**EXTRACT PROVIDED**
------------

Steve Whiteman (born August 28, 1956) is an American rock vocalist, best known for being the lead singer of Kix.

Biography

Early years 
Whiteman first realized his love for music at a young age, as a child, he would hurry home from church to play, by ear, the hymnals he'd heard during Sunday service. He started his music career playing drums in a Led Zeppelin cover band.

Kix 
Whiteman was recruited to join Kix in 1978 while they were known as "The Shooze". Whiteman and then-drummer Donnie Spence would alternate between who would drum and who would sing until it was decided that since Whiteman could hit the harder notes that he should stay as lead singer, Spence would soon leave in 1979 and be replaced by current-drummer Jimmy "Chocolate" Chalfant. The group has released seven studio albums and one live album with Whiteman on vocals, the band went on hiatus in 1996 due to growing tensions within the band, a decline in the popularity of hard rock, and declining record sales of their album $how Bu$ine$$. Over the past 30 years he has been instrumental in keeping the band together during various personnel changes.

Funny Money and teaching 
Funny Money was formed by Whiteman and guitarist Billy Andrews after they met at a charity gig in 1996 after Kix disbanded, the group has released four studio albums and one live album since its formation and currently consists of Whiteman, Dean Cramer (one of Whiteman's vocal students), and fellow Kix alumni Jimmy Chalfant and Mark Schenker.
Whiteman also took the downtime from Kix to begin a teaching career, he would go on to teach vocals, drums, guitar, and harmonica at the Maryland Institute of Music, his vocal students include Jordan White and Lzzy Hale of Halestorm.

Reforming Kix 

In 2003, the members of Kix, sans Donnie Purnell, reformed with bassist, vocalist and songwriter Mark Schenker (originally from Centerfold) and has since released the critically acclaimed Rock Your Face Off in 2014.  This had led to a resurgence in the band's popularity and they maintain an active touring schedule throughout the country.  Although back with Kix and on a regular tour schedule, Steve Whiteman, as well as Jimmy Chalfant and Brian Forsythe, are all instructors at the Maryland Institute of Music L.L.C.  Whiteman's daughter, Carly, is also an instructor of vocals and piano there.

------------

**MATERIAL PROVIDED**

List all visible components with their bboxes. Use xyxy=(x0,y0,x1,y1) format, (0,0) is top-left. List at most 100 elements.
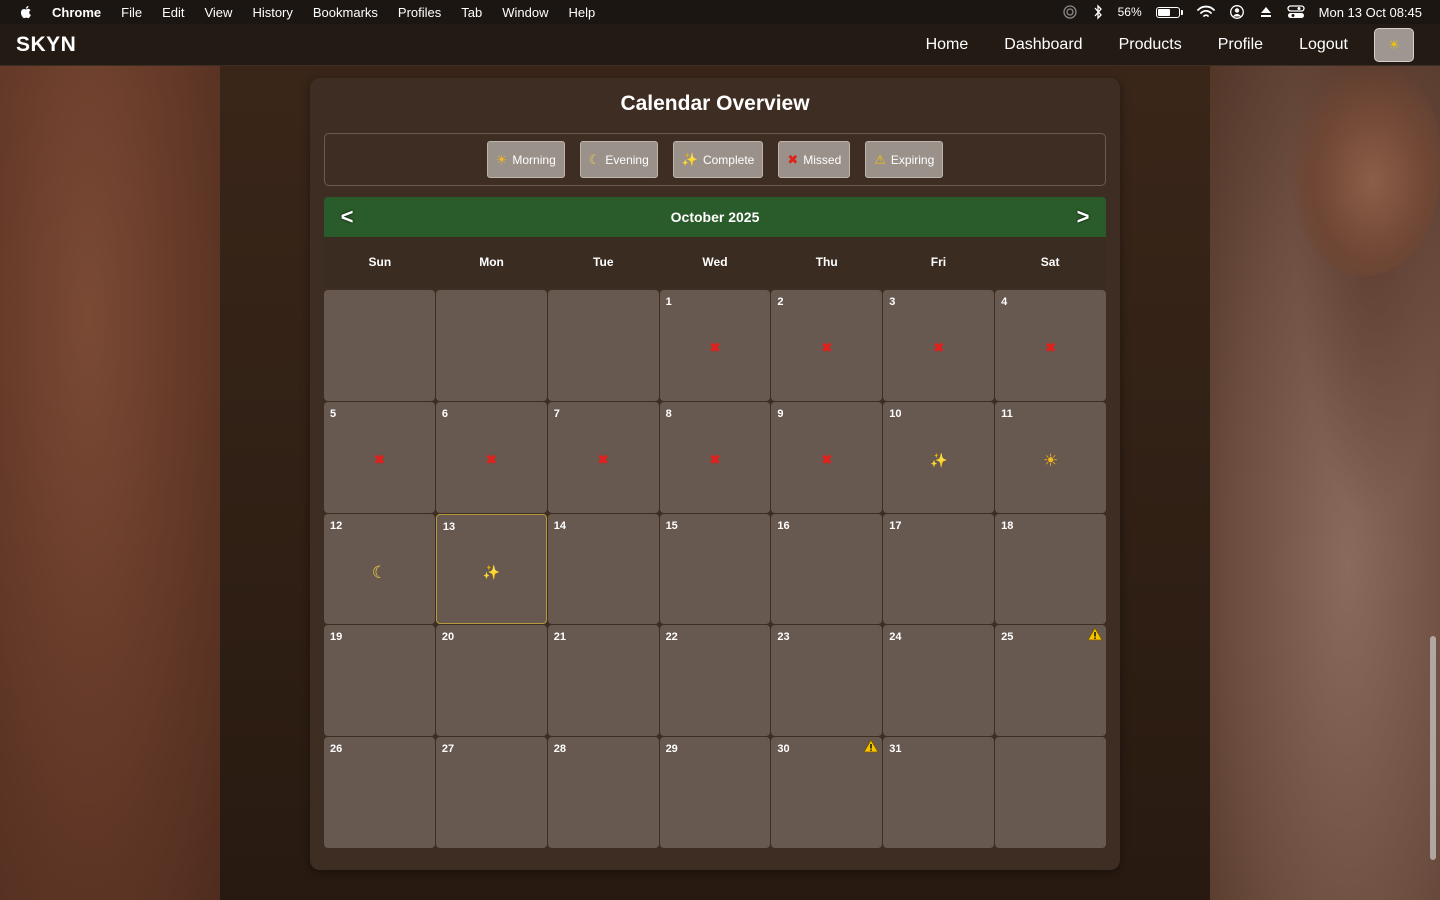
calendar-day-cell[interactable]: 19 xyxy=(324,625,435,737)
weekday-label: Mon xyxy=(479,255,504,269)
calendar-day-cell[interactable]: 20 xyxy=(435,625,547,737)
airdrop-icon[interactable] xyxy=(1062,4,1078,20)
cross-icon: ✖ xyxy=(485,452,497,468)
wifi-icon[interactable] xyxy=(1196,5,1215,19)
calendar-day-cell[interactable]: 25 xyxy=(995,625,1106,737)
nav-home-link[interactable]: Home xyxy=(926,36,969,54)
menu-chrome[interactable]: Chrome xyxy=(52,5,101,20)
calendar-panel: Calendar Overview ☀ Morning ☾ Evening ✨ Compl… xyxy=(310,78,1120,870)
calendar-day-cell[interactable]: 10 ✨ xyxy=(883,401,995,513)
calendar-empty-cell xyxy=(435,290,547,401)
calendar-day-cell[interactable]: 3 ✖ xyxy=(883,290,995,401)
bluetooth-icon[interactable] xyxy=(1092,4,1104,20)
nav-dashboard-link[interactable]: Dashboard xyxy=(1004,36,1082,54)
legend-expiring-button[interactable]: ⚠ Expiring xyxy=(865,141,944,178)
warning-icon xyxy=(1087,627,1103,641)
nav-logout-link[interactable]: Logout xyxy=(1299,36,1348,54)
eject-icon[interactable] xyxy=(1259,5,1273,19)
previous-month-button[interactable]: < xyxy=(334,205,360,229)
calendar-day-cell[interactable]: 14 xyxy=(547,513,659,625)
legend-label: Morning xyxy=(512,152,556,167)
legend-evening-button[interactable]: ☾ Evening xyxy=(579,141,658,178)
calendar-day-cell[interactable]: 18 xyxy=(995,513,1106,625)
day-number: 20 xyxy=(441,631,455,644)
legend-missed-button[interactable]: ✖ Missed xyxy=(778,141,851,178)
menu-file[interactable]: File xyxy=(121,5,142,20)
menu-profiles[interactable]: Profiles xyxy=(398,5,441,20)
calendar-day-cell[interactable]: 9 ✖ xyxy=(771,401,883,513)
weekday-label: Sun xyxy=(368,255,392,269)
sparkles-icon: ✨ xyxy=(482,563,500,580)
day-number: 13 xyxy=(442,520,456,533)
calendar-grid: 1 ✖ 2 ✖ 3 ✖ 4 ✖ 5 ✖ 6 ✖ 7 ✖ 8 ✖ 9 ✖ 10 ✨ 11 ☀ 12 ☾ 13 ✨ 14 15 16 17 18… xyxy=(324,290,1106,848)
cross-icon: ✖ xyxy=(933,340,945,356)
calendar-day-cell[interactable]: 26 xyxy=(324,737,435,848)
day-number: 29 xyxy=(665,743,678,756)
nav-products-link[interactable]: Products xyxy=(1119,36,1182,54)
calendar-day-cell[interactable]: 16 xyxy=(771,513,883,625)
legend-label: Evening xyxy=(605,152,649,167)
calendar-day-cell[interactable]: 23 xyxy=(771,625,883,737)
legend-morning-button[interactable]: ☀ Morning xyxy=(486,141,565,178)
menu-window[interactable]: Window xyxy=(502,5,548,20)
cross-icon: ✖ xyxy=(373,452,385,468)
calendar-day-cell[interactable]: 30 xyxy=(771,737,883,848)
calendar-day-cell[interactable]: 11 ☀ xyxy=(995,401,1106,513)
next-month-button[interactable]: > xyxy=(1070,205,1096,229)
month-label: October 2025 xyxy=(670,209,760,225)
menubar-clock[interactable]: Mon 13 Oct 08:45 xyxy=(1319,5,1422,20)
day-number: 7 xyxy=(553,407,560,420)
apple-icon[interactable] xyxy=(18,4,34,20)
day-number: 12 xyxy=(330,519,343,532)
calendar-day-cell[interactable]: 22 xyxy=(659,625,771,737)
legend-complete-button[interactable]: ✨ Complete xyxy=(672,141,764,178)
calendar-day-cell[interactable]: 28 xyxy=(547,737,659,848)
calendar-day-cell[interactable]: 4 ✖ xyxy=(995,290,1106,401)
day-number: 10 xyxy=(889,407,902,420)
menu-help[interactable]: Help xyxy=(569,5,596,20)
weekday-label: Fri xyxy=(930,255,947,269)
calendar-day-cell[interactable]: 2 ✖ xyxy=(771,290,883,401)
day-number: 17 xyxy=(889,519,902,532)
sparkles-icon: ✨ xyxy=(929,452,948,469)
battery-icon[interactable] xyxy=(1155,6,1183,18)
calendar-day-cell[interactable]: 5 ✖ xyxy=(324,401,435,513)
calendar-day-cell[interactable]: 17 xyxy=(883,513,995,625)
calendar-day-cell[interactable]: 13 ✨ xyxy=(435,513,547,625)
day-number: 22 xyxy=(665,631,678,644)
user-account-icon[interactable] xyxy=(1229,4,1245,20)
brand-logo[interactable]: SKYN xyxy=(16,33,76,57)
calendar-day-cell[interactable]: 31 xyxy=(883,737,995,848)
theme-toggle-button[interactable]: ☀ xyxy=(1374,28,1414,62)
calendar-day-cell[interactable]: 15 xyxy=(659,513,771,625)
calendar-day-cell[interactable]: 1 ✖ xyxy=(659,290,771,401)
calendar-day-cell[interactable]: 12 ☾ xyxy=(324,513,435,625)
warning-icon: ⚠ xyxy=(874,151,886,167)
day-number: 19 xyxy=(330,631,343,644)
menu-history[interactable]: History xyxy=(252,5,292,20)
menu-tab[interactable]: Tab xyxy=(461,5,482,20)
calendar-day-cell[interactable]: 27 xyxy=(435,737,547,848)
macos-menubar: Chrome File Edit View History Bookmarks … xyxy=(0,0,1440,24)
calendar-day-cell[interactable]: 21 xyxy=(547,625,659,737)
weekday-label: Thu xyxy=(815,255,838,269)
menu-edit[interactable]: Edit xyxy=(162,5,184,20)
calendar-day-cell[interactable]: 8 ✖ xyxy=(659,401,771,513)
day-number: 26 xyxy=(330,743,343,756)
calendar-empty-cell xyxy=(547,290,659,401)
background-photo-left xyxy=(0,66,220,900)
calendar-day-cell[interactable]: 24 xyxy=(883,625,995,737)
calendar-day-cell[interactable]: 29 xyxy=(659,737,771,848)
nav-profile-link[interactable]: Profile xyxy=(1218,36,1263,54)
page-title: Calendar Overview xyxy=(620,92,810,115)
calendar-day-cell[interactable]: 7 ✖ xyxy=(547,401,659,513)
control-center-icon[interactable] xyxy=(1287,5,1305,19)
day-number: 9 xyxy=(777,407,784,420)
menu-bookmarks[interactable]: Bookmarks xyxy=(313,5,378,20)
sun-icon: ☀ xyxy=(1388,37,1400,52)
page-scrollbar[interactable] xyxy=(1430,636,1436,860)
calendar-day-cell[interactable]: 6 ✖ xyxy=(435,401,547,513)
day-number: 18 xyxy=(1001,519,1014,532)
day-number: 3 xyxy=(889,296,896,308)
menu-view[interactable]: View xyxy=(204,5,232,20)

------------

**STATED PROBLEM**
According to the Steve Whiteman biography, in what year was he recruited to join Kix? Draw only on the text here.

**ANSWER TO THIS EXERCISE**
1978